In the entries below, locate the line with "Serialize everything readable", then give again that line and all lines after it, exactly, with pictures omitted.

-------- Dataset --------

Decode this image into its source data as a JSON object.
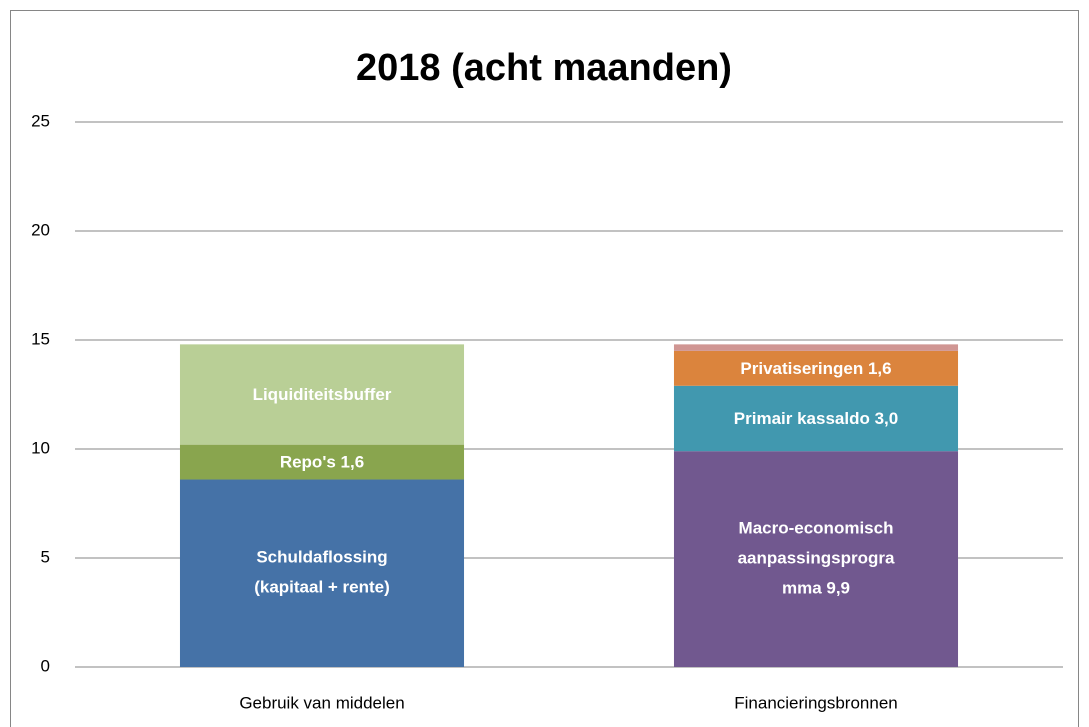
{
  "chart_data": {
    "type": "stacked_bar",
    "title": "2018 (acht maanden)",
    "categories": [
      "Gebruik van middelen",
      "Financieringsbronnen"
    ],
    "series": [
      {
        "name": "Schuldaflossing (kapitaal + rente)",
        "color": "#4572a7",
        "values": [
          8.6,
          null
        ],
        "value_labels": [
          [
            "Schuldaflossing",
            "(kapitaal + rente)"
          ],
          null
        ]
      },
      {
        "name": "Repo's",
        "color": "#89a54e",
        "values": [
          1.6,
          null
        ],
        "value_labels": [
          [
            "Repo's 1,6"
          ],
          null
        ]
      },
      {
        "name": "Liquiditeitsbuffer",
        "color": "#b9cf96",
        "values": [
          4.6,
          null
        ],
        "value_labels": [
          [
            "Liquiditeitsbuffer"
          ],
          null
        ]
      },
      {
        "name": "Macro-economisch aanpassingsprogramma",
        "color": "#71588f",
        "values": [
          null,
          9.9
        ],
        "value_labels": [
          null,
          [
            "Macro-economisch",
            "aanpassingsprogra",
            "mma 9,9"
          ]
        ]
      },
      {
        "name": "Primair kassaldo",
        "color": "#4198af",
        "values": [
          null,
          3.0
        ],
        "value_labels": [
          null,
          [
            "Primair kassaldo 3,0"
          ]
        ]
      },
      {
        "name": "Privatiseringen",
        "color": "#db843d",
        "values": [
          null,
          1.6
        ],
        "value_labels": [
          null,
          [
            "Privatiseringen 1,6"
          ]
        ]
      },
      {
        "color": "#d09693",
        "values": [
          null,
          0.3
        ]
      }
    ],
    "ylim": [
      0,
      25
    ],
    "yticks": [
      0,
      5,
      10,
      15,
      20,
      25
    ],
    "grid": true
  }
}
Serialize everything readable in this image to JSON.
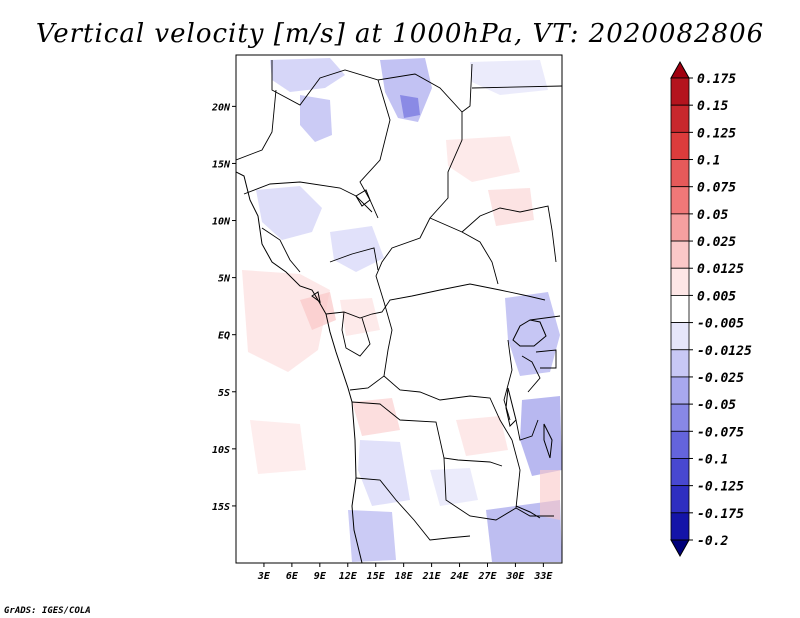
{
  "title": "Vertical velocity [m/s] at 1000hPa, VT: 2020082806",
  "credit": "GrADS: IGES/COLA",
  "lat_ticks": [
    "20N",
    "15N",
    "10N",
    "5N",
    "EQ",
    "5S",
    "10S",
    "15S"
  ],
  "lon_ticks": [
    "3E",
    "6E",
    "9E",
    "12E",
    "15E",
    "18E",
    "21E",
    "24E",
    "27E",
    "30E",
    "33E"
  ],
  "lat_values": [
    20,
    15,
    10,
    5,
    0,
    -5,
    -10,
    -15
  ],
  "lon_values": [
    3,
    6,
    9,
    12,
    15,
    18,
    21,
    24,
    27,
    30,
    33
  ],
  "map_extent": {
    "lon_min": 0,
    "lon_max": 35,
    "lat_min": -20,
    "lat_max": 24.5
  },
  "colorbar": {
    "labels": [
      "0.175",
      "0.15",
      "0.125",
      "0.1",
      "0.075",
      "0.05",
      "0.025",
      "0.0125",
      "0.005",
      "-0.005",
      "-0.0125",
      "-0.025",
      "-0.05",
      "-0.075",
      "-0.1",
      "-0.125",
      "-0.175",
      "-0.2"
    ],
    "colors": [
      "#a0000f",
      "#b4141e",
      "#c8282d",
      "#dc3c3c",
      "#e65a5a",
      "#f07878",
      "#f5a0a0",
      "#fac8c8",
      "#fde6e6",
      "#ffffff",
      "#e6e6fa",
      "#c8c8f5",
      "#a8a8ee",
      "#8888e6",
      "#6464dc",
      "#4848d0",
      "#2e2ec0",
      "#1414a8",
      "#00007a"
    ]
  }
}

--------

#### [Response to the exercise]
Serialize everything readable in this image to JSON.
{
  "title": "Vertical velocity [m/s] at 1000hPa, VT: 2020082806",
  "credit": "GrADS: IGES/COLA",
  "lat_ticks": [
    "20N",
    "15N",
    "10N",
    "5N",
    "EQ",
    "5S",
    "10S",
    "15S"
  ],
  "lon_ticks": [
    "3E",
    "6E",
    "9E",
    "12E",
    "15E",
    "18E",
    "21E",
    "24E",
    "27E",
    "30E",
    "33E"
  ],
  "lat_values": [
    20,
    15,
    10,
    5,
    0,
    -5,
    -10,
    -15
  ],
  "lon_values": [
    3,
    6,
    9,
    12,
    15,
    18,
    21,
    24,
    27,
    30,
    33
  ],
  "map_extent": {
    "lon_min": 0,
    "lon_max": 35,
    "lat_min": -20,
    "lat_max": 24.5
  },
  "colorbar": {
    "labels": [
      "0.175",
      "0.15",
      "0.125",
      "0.1",
      "0.075",
      "0.05",
      "0.025",
      "0.0125",
      "0.005",
      "-0.005",
      "-0.0125",
      "-0.025",
      "-0.05",
      "-0.075",
      "-0.1",
      "-0.125",
      "-0.175",
      "-0.2"
    ],
    "colors": [
      "#a0000f",
      "#b4141e",
      "#c8282d",
      "#dc3c3c",
      "#e65a5a",
      "#f07878",
      "#f5a0a0",
      "#fac8c8",
      "#fde6e6",
      "#ffffff",
      "#e6e6fa",
      "#c8c8f5",
      "#a8a8ee",
      "#8888e6",
      "#6464dc",
      "#4848d0",
      "#2e2ec0",
      "#1414a8",
      "#00007a"
    ]
  }
}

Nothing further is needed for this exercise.